The problem » Return a copy of each line that holds the string "JSON".

[Stored dataset items]
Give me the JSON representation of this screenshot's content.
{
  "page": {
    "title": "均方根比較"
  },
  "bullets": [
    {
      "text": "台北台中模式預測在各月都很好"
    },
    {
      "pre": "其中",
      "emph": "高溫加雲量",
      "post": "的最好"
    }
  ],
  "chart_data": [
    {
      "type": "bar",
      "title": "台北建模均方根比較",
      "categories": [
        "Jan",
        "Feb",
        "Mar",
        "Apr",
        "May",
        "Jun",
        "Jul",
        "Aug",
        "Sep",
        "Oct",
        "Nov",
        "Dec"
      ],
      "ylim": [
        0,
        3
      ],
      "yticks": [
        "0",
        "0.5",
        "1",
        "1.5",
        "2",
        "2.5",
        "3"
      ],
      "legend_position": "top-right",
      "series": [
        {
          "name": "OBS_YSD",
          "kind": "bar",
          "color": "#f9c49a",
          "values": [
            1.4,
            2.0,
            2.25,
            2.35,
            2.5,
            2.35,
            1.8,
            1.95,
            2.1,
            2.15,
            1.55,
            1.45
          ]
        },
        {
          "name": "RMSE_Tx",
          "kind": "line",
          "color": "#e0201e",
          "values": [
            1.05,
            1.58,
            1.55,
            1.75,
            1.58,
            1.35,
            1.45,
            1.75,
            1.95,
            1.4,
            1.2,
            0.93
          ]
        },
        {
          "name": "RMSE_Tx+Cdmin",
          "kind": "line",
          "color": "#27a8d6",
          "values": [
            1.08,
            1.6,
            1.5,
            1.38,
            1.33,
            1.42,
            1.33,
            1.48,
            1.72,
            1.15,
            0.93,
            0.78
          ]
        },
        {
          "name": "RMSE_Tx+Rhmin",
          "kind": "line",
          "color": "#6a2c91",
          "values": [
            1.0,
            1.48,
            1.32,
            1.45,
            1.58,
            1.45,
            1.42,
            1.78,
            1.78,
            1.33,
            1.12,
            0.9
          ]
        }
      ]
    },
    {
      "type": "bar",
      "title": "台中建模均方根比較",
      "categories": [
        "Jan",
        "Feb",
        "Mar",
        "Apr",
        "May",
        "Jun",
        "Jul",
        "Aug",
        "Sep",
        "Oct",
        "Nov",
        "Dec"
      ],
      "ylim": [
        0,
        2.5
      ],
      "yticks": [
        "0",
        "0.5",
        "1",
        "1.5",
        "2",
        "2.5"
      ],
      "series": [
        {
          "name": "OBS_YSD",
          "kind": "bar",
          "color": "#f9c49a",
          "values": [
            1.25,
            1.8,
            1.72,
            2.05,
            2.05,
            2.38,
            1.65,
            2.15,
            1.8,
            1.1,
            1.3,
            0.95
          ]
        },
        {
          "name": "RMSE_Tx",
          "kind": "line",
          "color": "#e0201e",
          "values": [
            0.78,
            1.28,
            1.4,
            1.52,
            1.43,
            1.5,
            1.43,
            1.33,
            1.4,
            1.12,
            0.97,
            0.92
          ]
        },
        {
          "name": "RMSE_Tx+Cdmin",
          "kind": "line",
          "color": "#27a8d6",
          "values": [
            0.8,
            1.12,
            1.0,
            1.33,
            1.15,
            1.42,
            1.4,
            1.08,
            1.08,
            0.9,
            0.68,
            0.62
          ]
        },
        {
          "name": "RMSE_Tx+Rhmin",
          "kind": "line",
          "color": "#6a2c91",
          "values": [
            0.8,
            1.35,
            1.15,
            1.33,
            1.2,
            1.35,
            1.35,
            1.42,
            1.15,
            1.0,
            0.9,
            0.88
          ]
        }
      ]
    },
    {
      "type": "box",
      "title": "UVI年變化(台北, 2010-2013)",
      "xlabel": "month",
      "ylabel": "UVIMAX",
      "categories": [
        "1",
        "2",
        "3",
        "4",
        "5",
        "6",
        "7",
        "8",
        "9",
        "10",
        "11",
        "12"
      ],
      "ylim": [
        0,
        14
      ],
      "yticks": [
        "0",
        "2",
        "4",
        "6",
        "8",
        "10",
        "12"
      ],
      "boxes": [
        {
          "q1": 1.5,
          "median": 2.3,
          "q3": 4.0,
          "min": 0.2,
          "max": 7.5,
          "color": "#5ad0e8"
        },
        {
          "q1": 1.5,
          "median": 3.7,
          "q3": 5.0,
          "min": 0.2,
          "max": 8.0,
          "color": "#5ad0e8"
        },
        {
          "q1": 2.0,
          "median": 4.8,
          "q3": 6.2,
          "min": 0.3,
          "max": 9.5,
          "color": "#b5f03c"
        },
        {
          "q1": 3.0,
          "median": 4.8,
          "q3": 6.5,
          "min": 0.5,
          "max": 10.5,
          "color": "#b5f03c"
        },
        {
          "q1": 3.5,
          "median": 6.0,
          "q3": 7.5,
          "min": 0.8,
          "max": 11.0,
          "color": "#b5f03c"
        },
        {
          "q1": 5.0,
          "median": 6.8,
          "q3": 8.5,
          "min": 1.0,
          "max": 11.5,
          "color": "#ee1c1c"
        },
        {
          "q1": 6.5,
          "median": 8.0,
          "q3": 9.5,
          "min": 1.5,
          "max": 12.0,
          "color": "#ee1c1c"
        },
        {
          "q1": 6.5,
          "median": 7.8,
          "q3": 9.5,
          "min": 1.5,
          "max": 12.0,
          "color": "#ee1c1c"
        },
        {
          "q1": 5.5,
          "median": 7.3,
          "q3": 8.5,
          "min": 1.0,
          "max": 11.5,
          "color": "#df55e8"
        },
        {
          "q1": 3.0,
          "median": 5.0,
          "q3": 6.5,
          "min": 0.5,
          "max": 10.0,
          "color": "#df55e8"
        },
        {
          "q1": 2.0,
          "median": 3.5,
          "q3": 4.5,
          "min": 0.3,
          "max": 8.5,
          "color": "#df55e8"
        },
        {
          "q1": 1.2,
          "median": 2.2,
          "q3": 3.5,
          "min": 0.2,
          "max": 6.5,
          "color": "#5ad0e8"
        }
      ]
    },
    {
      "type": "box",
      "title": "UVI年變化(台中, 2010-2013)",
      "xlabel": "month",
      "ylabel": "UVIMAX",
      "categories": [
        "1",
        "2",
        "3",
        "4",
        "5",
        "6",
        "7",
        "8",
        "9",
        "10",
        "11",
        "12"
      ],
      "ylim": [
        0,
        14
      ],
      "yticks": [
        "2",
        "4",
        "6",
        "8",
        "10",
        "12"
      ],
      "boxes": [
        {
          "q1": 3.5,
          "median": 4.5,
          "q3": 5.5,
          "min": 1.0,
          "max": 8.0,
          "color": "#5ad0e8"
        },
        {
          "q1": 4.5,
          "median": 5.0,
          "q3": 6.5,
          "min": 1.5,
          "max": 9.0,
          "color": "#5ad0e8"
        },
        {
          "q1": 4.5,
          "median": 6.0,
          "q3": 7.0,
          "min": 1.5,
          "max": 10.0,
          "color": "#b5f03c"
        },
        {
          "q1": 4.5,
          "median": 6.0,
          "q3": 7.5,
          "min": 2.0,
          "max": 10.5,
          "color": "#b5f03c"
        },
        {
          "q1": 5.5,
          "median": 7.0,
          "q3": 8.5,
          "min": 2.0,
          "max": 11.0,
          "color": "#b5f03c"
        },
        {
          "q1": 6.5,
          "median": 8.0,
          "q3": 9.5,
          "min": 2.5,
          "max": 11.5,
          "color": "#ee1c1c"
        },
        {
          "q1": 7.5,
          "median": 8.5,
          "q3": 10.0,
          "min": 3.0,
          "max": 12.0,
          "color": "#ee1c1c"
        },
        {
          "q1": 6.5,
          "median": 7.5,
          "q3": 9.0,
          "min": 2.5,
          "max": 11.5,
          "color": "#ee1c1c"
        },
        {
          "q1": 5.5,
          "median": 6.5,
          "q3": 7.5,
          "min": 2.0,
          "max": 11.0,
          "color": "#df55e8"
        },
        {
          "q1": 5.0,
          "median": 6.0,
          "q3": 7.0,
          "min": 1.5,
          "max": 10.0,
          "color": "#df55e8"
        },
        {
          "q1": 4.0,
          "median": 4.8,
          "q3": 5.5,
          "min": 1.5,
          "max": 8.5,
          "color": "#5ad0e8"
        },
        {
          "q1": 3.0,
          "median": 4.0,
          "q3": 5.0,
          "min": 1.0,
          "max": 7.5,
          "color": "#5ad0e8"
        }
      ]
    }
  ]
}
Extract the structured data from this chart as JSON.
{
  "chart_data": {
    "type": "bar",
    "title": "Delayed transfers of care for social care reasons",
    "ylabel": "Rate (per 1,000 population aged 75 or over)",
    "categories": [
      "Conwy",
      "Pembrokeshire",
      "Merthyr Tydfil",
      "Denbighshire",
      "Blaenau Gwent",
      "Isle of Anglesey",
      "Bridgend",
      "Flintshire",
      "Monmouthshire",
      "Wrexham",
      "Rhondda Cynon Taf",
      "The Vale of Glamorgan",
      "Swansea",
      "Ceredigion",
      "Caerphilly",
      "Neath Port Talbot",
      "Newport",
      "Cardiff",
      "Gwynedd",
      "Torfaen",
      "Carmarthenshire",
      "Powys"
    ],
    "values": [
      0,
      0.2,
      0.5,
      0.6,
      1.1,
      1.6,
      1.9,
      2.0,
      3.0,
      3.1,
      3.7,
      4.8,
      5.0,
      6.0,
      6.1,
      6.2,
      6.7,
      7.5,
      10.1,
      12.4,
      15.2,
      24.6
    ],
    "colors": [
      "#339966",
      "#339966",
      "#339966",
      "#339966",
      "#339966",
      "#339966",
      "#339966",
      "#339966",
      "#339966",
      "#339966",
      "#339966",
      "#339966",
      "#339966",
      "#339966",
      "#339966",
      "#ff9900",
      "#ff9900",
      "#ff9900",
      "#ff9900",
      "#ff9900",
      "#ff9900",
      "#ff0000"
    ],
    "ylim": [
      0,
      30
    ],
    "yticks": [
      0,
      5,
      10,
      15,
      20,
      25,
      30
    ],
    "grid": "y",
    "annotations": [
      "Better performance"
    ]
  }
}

Correct output »
Give me the JSON representation of this screenshot's content.
Extract the structured data from this chart as JSON.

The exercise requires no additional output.